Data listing
━━━━━━━━━━━━━━━━━━━━━━━━━━━━━━

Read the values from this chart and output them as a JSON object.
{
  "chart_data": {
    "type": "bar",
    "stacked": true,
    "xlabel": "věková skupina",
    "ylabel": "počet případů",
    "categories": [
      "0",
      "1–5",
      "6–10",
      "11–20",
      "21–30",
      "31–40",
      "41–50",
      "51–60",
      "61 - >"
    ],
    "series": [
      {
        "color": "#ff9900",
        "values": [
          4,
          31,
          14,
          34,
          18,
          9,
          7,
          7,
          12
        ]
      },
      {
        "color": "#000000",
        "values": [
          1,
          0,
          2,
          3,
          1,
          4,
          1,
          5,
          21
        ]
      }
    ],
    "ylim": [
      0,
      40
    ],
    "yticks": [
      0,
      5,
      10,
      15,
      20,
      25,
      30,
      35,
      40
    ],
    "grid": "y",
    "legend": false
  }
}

━━━━━━━━━━━━━━━━━━━━━━━━━━━━━━

Set exercise. Print every record exactly as it was given.

Reply.
Read the values from this chart and output them as a JSON object.
{
  "chart_data": {
    "type": "bar",
    "stacked": true,
    "xlabel": "věková skupina",
    "ylabel": "počet případů",
    "categories": [
      "0",
      "1–5",
      "6–10",
      "11–20",
      "21–30",
      "31–40",
      "41–50",
      "51–60",
      "61 - >"
    ],
    "series": [
      {
        "color": "#ff9900",
        "values": [
          4,
          31,
          14,
          34,
          18,
          9,
          7,
          7,
          12
        ]
      },
      {
        "color": "#000000",
        "values": [
          1,
          0,
          2,
          3,
          1,
          4,
          1,
          5,
          21
        ]
      }
    ],
    "ylim": [
      0,
      40
    ],
    "yticks": [
      0,
      5,
      10,
      15,
      20,
      25,
      30,
      35,
      40
    ],
    "grid": "y",
    "legend": false
  }
}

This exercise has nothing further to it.